:: What the task requires ::
In the entries below, find every line holding the string "frac" and collect it.

......

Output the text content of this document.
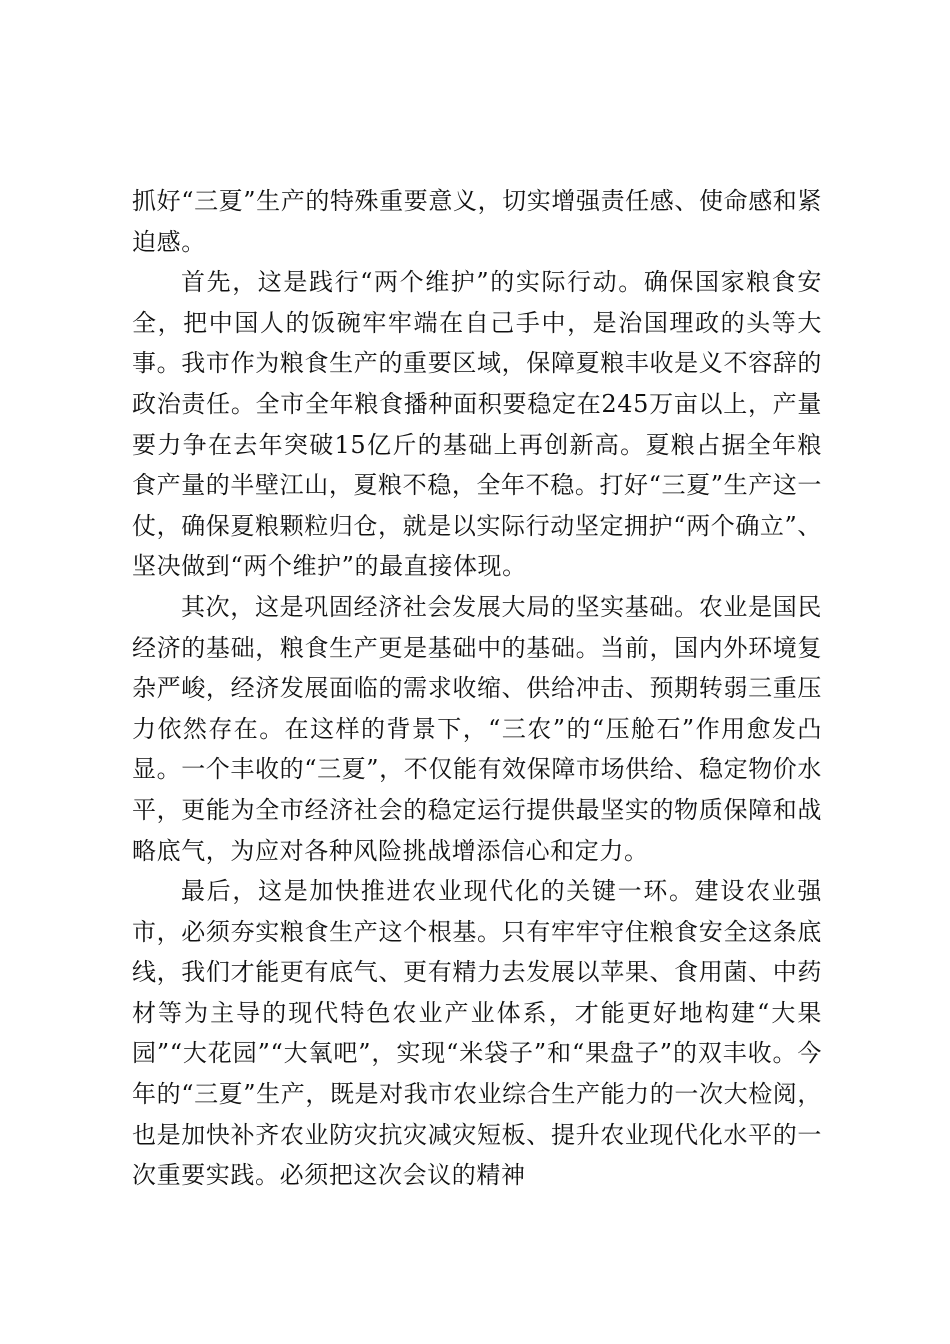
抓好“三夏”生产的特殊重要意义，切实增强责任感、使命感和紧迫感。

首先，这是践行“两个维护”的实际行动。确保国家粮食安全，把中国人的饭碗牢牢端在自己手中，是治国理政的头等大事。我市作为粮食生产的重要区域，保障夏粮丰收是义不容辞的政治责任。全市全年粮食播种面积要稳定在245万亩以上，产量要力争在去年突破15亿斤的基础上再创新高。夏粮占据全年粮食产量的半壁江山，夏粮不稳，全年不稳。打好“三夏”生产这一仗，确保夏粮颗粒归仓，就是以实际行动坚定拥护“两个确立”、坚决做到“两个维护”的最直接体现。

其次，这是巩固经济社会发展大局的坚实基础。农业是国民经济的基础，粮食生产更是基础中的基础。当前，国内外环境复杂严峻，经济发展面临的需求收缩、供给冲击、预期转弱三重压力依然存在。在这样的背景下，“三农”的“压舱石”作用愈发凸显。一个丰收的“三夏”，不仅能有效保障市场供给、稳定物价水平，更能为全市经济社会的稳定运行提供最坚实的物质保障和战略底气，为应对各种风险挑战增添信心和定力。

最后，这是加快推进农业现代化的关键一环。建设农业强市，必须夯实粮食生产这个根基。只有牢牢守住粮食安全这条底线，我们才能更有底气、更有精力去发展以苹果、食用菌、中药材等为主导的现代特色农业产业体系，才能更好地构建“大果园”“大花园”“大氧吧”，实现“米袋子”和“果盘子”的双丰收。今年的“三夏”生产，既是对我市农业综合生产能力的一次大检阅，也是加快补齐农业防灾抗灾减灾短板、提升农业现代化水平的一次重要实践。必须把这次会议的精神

......

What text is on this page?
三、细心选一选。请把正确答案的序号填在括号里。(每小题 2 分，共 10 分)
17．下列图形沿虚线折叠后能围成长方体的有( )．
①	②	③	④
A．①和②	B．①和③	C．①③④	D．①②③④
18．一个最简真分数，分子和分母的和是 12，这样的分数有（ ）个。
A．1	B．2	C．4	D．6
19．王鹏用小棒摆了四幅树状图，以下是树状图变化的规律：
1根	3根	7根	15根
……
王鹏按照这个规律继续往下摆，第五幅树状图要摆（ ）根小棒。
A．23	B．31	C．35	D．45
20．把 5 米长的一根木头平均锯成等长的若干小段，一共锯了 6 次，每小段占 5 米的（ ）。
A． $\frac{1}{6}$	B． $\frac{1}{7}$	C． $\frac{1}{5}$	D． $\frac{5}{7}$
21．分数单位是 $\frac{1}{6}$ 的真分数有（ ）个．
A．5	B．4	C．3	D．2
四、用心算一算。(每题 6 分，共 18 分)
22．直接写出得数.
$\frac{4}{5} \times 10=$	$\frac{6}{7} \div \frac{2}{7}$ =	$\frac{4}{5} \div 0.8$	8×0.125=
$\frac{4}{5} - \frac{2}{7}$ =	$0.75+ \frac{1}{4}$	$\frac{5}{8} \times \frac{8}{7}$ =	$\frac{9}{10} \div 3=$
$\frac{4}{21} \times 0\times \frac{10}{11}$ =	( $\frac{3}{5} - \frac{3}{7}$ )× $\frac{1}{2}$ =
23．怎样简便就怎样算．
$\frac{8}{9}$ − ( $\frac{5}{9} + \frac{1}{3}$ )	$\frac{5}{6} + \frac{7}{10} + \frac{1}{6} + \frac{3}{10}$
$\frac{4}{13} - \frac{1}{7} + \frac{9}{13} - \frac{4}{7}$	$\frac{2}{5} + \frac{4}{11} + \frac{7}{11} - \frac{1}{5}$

......

:: Response ::
A． $\frac{1}{6}$	B． $\frac{1}{7}$	C． $\frac{1}{5}$	D． $\frac{5}{7}$
21．分数单位是 $\frac{1}{6}$ 的真分数有（ ）个．
$\frac{4}{5} \times 10=$	$\frac{6}{7} \div \frac{2}{7}$ =	$\frac{4}{5} \div 0.8$	8×0.125=
$\frac{4}{5} - \frac{2}{7}$ =	$0.75+ \frac{1}{4}$	$\frac{5}{8} \times \frac{8}{7}$ =	$\frac{9}{10} \div 3=$
$\frac{4}{21} \times 0\times \frac{10}{11}$ =	( $\frac{3}{5} - \frac{3}{7}$ )× $\frac{1}{2}$ =
$\frac{8}{9}$ − ( $\frac{5}{9} + \frac{1}{3}$ )	$\frac{5}{6} + \frac{7}{10} + \frac{1}{6} + \frac{3}{10}$
$\frac{4}{13} - \frac{1}{7} + \frac{9}{13} - \frac{4}{7}$	$\frac{2}{5} + \frac{4}{11} + \frac{7}{11} - \frac{1}{5}$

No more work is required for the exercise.